→ GOAL OF THE EXERCISE: Search the data below for the string "Pranzo". Extract every line that contains it.

→ RECORD EXCERPTS:
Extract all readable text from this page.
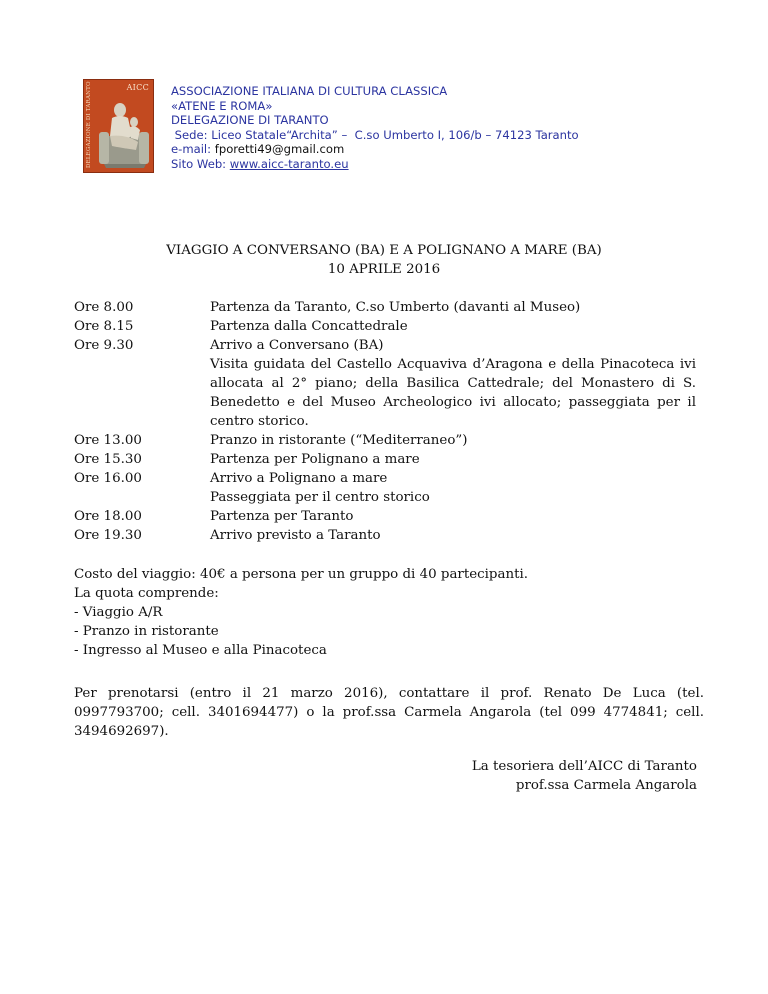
DELEGAZIONE DI TARANTO	AICC ASSOCIAZIONE ITALIANA DI CULTURA CLASSICA
«ATENE E ROMA»
DELEGAZIONE DI TARANTO
Sede: Liceo Statale“Archita” –  C.so Umberto I, 106/b – 74123 Taranto
e-mail: fporetti49@gmail.com
Sito Web: www.aicc-taranto.eu
VIAGGIO A CONVERSANO (BA) E A POLIGNANO A MARE (BA)
10 APRILE 2016
Ore 8.00	Partenza da Taranto, C.so Umberto (davanti al Museo)
Ore 8.15	Partenza dalla Concattedrale
Ore 9.30	Arrivo a Conversano (BA)
Visita guidata del Castello Acquaviva d’Aragona e della Pinacoteca ivi allocata al 2° piano; della Basilica Cattedrale; del Monastero di S. Benedetto e del Museo Archeologico ivi allocato; passeggiata per il centro storico.
Ore 13.00	Pranzo in ristorante (“Mediterraneo”)
Ore 15.30	Partenza per Polignano a mare
Ore 16.00	Arrivo a Polignano a mare
Passeggiata per il centro storico
Ore 18.00	Partenza per Taranto
Ore 19.30	Arrivo previsto a Taranto
Costo del viaggio: 40€ a persona per un gruppo di 40 partecipanti.
La quota comprende:
- Viaggio A/R
- Pranzo in ristorante
- Ingresso al Museo e alla Pinacoteca
Per prenotarsi (entro il 21 marzo 2016), contattare il prof. Renato De Luca (tel. 0997793700; cell. 3401694477) o la prof.ssa Carmela Angarola (tel 099 4774841; cell. 3494692697).
La tesoriera dell’AICC di Taranto
prof.ssa Carmela Angarola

→ WRITTEN SOLUTION:
Ore 13.00	Pranzo in ristorante (“Mediterraneo”)
- Pranzo in ristorante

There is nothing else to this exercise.